-- Extracted data entries --

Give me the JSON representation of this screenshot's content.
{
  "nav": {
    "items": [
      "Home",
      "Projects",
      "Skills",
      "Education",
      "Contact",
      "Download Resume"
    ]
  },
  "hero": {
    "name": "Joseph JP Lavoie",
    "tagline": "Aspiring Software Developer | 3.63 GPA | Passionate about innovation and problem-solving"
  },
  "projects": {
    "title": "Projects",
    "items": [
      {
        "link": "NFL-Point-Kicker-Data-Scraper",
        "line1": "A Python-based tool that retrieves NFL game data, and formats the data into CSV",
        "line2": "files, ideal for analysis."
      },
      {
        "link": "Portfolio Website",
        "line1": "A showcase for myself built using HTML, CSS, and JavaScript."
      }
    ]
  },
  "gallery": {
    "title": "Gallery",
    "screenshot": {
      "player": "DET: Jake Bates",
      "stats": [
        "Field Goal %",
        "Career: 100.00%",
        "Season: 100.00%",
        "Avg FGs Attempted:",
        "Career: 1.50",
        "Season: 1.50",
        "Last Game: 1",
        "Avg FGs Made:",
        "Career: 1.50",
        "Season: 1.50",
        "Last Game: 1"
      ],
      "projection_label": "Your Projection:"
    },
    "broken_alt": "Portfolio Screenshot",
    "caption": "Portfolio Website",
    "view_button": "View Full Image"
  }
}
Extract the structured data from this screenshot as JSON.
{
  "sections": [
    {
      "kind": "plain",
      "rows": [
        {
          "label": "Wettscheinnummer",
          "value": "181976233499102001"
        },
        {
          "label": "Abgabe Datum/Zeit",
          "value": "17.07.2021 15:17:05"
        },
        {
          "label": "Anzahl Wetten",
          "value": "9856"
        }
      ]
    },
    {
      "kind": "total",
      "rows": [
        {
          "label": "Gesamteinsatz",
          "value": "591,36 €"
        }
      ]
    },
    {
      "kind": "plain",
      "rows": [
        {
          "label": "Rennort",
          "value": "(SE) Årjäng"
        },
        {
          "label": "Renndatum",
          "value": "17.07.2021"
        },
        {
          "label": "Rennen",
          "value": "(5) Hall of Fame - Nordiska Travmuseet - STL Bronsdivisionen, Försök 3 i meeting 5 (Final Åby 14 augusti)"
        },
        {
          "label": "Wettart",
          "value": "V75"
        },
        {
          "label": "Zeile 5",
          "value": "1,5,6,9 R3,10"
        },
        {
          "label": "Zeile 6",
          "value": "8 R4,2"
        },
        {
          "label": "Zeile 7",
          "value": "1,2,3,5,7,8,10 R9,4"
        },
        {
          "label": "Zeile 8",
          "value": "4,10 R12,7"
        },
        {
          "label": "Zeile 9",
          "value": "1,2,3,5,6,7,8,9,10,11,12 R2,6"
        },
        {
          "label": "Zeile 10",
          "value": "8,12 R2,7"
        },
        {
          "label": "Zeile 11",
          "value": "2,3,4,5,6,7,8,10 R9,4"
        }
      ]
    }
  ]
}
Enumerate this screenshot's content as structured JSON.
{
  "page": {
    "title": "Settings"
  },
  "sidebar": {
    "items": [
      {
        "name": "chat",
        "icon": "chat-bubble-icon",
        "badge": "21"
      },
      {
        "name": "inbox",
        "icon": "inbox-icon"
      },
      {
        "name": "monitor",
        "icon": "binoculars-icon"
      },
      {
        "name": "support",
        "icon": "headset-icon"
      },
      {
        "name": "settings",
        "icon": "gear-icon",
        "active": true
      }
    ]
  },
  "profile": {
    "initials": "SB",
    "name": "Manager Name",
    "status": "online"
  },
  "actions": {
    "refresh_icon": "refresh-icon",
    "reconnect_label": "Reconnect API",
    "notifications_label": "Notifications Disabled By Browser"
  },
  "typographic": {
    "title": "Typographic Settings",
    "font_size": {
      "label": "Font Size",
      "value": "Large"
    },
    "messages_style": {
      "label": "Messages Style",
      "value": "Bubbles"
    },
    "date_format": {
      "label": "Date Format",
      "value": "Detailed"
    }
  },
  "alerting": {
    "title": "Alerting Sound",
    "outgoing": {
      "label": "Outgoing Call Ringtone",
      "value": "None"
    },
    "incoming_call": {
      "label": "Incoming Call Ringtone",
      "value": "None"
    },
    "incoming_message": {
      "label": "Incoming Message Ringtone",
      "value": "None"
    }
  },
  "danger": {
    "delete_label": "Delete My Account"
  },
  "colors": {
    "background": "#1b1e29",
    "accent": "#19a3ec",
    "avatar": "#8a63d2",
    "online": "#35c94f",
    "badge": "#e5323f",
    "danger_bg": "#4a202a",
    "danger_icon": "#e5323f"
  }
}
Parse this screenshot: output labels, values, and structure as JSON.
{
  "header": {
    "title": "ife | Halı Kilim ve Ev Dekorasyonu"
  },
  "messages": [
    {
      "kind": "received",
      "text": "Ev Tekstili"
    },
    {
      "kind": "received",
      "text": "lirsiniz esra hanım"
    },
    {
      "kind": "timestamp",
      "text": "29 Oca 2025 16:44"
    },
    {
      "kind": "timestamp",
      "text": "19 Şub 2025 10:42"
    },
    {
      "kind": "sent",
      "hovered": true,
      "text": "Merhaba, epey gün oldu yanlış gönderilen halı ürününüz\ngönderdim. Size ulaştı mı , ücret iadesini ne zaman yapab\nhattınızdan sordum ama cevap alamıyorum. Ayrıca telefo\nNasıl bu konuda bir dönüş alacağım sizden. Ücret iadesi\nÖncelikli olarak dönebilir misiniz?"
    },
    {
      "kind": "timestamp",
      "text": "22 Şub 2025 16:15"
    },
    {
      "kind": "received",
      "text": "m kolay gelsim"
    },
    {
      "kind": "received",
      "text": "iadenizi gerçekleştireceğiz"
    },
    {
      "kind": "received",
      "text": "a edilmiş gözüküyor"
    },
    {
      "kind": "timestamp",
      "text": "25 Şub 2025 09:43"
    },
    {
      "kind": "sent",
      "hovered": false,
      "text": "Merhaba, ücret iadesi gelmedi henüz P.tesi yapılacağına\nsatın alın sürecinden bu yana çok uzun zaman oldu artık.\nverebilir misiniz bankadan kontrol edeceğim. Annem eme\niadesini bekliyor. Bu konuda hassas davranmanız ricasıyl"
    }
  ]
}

-- What is required --
Look through the material above. Copy each line where the word "this" appears.

-- Exercise response --
Give me the JSON representation of this screenshot's content.
Extract the structured data from this screenshot as JSON.
Enumerate this screenshot's content as structured JSON.
Parse this screenshot: output labels, values, and structure as JSON.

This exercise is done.